==== GIVEN TEXT ====
Saturday, April 18, 2009

Refrige... later!

A lovely, smallish cardboard box was waiting for me on the front deck when I returned from the gym yesterday.  “Refigerator,” it was labeled.  Wow, that was fast!  You see, I had found on an RV website a fridge designed specifically to replace the icebox on an older camper.  And it runs on propane and electric!  What could more perfect?  True, it cost a heck of a lot more than the camper itself, but I thought, this might be something worth spending a little money on.  What if I’m parked along some sweet stream in the middle of nowhere, or under a stovepipe cactus somewhere in the desert?  Gotta have that crème fraiche on the caviar, right?  One can take “roughing it” only so far, after all. 

 

And here it is!  


I lug it behind the house where the camper is resting, all nice and white-trash-like, debris strewn all over the place where I’ve just opened the camper door and tossed (therefore doing my bit to bring down property values on the road.)  I set it down and carefully open the box.  I had already removed the icebox in anticipation of the big day, so there was a nice gaping hole under the “Auotcrat” 3-burner stove.  I see the new fridge is slightly larger than the original icebox.  No problem there; I’ve got enough wiggle room in that spot to adjust the opening for the new unit.

 

But, um… hold on now.  Where is the on/off switch?  There’s nothing I can see anywhere on the door.  Maybe inside?  Nope, nothing on the interior of the unit.  I step back and cock my head, trying to figure out where I might turn on my new refrigerator.  I circle the beast, carefully observing and there, on the back, on the bottom of the back, on the bottom corner of the back of the refrigerator are the controls, including the propane ignition switch. 

 

Am I missing something?  This unit is screwed tight into the cabinet once it’s installed.  How the heck am I supposed to get at the controls to operate it?  And won’t the gas line be rigid and keep it in place even if it were partially moveable?
==== DATASET EXTRACT ====
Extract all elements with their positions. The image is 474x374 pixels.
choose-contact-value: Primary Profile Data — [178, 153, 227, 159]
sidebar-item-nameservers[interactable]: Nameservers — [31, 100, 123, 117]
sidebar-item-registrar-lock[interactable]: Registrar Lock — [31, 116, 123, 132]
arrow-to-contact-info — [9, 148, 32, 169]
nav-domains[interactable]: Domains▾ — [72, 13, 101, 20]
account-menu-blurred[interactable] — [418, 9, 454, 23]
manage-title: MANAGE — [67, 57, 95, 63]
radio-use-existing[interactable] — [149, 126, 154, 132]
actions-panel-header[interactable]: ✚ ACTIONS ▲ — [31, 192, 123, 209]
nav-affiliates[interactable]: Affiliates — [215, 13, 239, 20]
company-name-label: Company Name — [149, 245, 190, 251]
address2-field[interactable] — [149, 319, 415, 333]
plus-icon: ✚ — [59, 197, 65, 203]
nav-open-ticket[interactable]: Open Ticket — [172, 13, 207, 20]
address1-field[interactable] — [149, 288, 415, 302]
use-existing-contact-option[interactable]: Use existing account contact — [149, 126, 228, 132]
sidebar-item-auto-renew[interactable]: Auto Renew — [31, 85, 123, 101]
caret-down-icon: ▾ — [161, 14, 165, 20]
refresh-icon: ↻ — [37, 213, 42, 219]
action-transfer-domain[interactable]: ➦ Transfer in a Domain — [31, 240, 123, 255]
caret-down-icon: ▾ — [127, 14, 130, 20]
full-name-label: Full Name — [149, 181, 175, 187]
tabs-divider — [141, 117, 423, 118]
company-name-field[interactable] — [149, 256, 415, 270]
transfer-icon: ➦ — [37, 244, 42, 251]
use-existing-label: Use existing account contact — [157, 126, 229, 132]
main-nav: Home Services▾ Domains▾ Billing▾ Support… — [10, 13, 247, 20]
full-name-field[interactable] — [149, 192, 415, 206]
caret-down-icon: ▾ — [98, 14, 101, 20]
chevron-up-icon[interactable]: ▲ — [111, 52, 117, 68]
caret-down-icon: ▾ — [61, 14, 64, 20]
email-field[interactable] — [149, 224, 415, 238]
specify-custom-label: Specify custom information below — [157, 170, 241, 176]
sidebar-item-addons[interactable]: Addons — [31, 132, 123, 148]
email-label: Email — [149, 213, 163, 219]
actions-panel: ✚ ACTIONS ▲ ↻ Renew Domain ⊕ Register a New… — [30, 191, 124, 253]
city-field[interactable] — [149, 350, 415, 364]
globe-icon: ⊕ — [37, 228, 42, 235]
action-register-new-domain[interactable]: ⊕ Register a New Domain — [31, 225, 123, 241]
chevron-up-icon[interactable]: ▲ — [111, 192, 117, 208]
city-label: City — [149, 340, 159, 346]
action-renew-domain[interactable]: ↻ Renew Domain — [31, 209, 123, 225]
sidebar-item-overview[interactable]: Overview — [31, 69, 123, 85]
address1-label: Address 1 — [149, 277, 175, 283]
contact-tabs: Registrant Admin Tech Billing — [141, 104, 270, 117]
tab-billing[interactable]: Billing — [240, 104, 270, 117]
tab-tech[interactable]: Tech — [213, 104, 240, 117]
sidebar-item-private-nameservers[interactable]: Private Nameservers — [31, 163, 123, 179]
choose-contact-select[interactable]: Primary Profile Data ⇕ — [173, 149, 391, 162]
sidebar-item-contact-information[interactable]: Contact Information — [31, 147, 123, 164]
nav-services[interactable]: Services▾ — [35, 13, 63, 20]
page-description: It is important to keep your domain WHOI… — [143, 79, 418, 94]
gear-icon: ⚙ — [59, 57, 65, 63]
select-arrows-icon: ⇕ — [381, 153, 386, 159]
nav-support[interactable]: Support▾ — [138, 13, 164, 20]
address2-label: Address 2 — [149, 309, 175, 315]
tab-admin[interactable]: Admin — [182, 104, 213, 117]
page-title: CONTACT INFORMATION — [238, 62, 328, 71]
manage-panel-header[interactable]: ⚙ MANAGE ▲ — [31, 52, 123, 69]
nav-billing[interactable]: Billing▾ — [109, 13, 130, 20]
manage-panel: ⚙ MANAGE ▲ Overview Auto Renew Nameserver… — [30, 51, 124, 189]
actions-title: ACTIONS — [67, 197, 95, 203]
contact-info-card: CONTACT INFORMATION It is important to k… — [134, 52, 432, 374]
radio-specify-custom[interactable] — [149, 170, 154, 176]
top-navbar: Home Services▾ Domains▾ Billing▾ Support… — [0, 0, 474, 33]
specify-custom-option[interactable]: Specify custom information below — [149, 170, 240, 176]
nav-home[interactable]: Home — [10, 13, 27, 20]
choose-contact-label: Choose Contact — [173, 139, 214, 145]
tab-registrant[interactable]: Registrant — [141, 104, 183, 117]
====
**GIVEN EXERCISE 1:** Print the camper refrigerator post word for word, from "I lug it behind" to "the new unit.".
**GIVEN EXERCISE 2:** Carry on the camper refrigerator post from the point where it stops.

**EXPECTED ANSWER 1:**
I lug it behind the house where the camper is resting, all nice and white-trash-like, debris strewn all over the place where I’ve just opened the camper door and tossed (therefore doing my bit to bring down property values on the road.)  I set it down and carefully open the box.  I had already removed the icebox in anticipation of the big day, so there was a nice gaping hole under the “Auotcrat” 3-burner stove.  I see the new fridge is slightly larger than the original icebox.  No problem there; I’ve got enough wiggle room in that spot to adjust the opening for the new unit.

**EXPECTED ANSWER 2:**
I’m stumped.  Totally stumped.  The only thing I can figure is that on most RVs slightly younger than half-a-century there’s some kind of hatch on the exterior where one could access the controls.  As it is…?  Well, I don’t imagine I’ll be disassembling my home every time I want to keep the olive loaf from spoiling.

 

Back to the drawing board!

 

But apart from that it’s progressing very nicely, thank you.  The stove is indeed in place and waiting to be hooked up.  I installed a couple of outlets and an additional reading light in the, um, bedroom.  All the benches have new plywood seats to hold the cushions that are on order and as soon as I hem the curtains they can go onto the new curtain rods.   And the second coat of polyurethane glossed the thing up so it looks like it’s lined in a layer of aspic.  Later today I’ll be installing the TV and the surround sound system (which makes me laugh every time I say it) and when I scrape off the old crumbly tile I can lay the new kitchen floor.

 

Yessiree Bob, it’s moving right along!

 

Look how purty the camper’s looking already!  (See the space where some as-yet-to-be-determined cooling device will go?)  And look how happy I am to be sitting in my on-the-way-to-being-a-kitchen!  (Note the 1-gallon can of polyurethane under the table.  Or, "travel-size" as I call it.)  And look how great the t-shirts will look when they exist!  (It’s just a virtual, Photohopped garment at this point.) 

 

Me likee!


(By the way, I’m open to suggestions for an appropriate magazine to pitch a 12-part series of my trip-tour-adventure.  

Travel?  Lifestyle?  Gay?  Gay lifestyle?  Gay travel?  Wig trends?  Doll collectors?)

 



5 comments:

  1. Instead of the magazine installments why not do a video diary? You could install a (groan) ham-cam.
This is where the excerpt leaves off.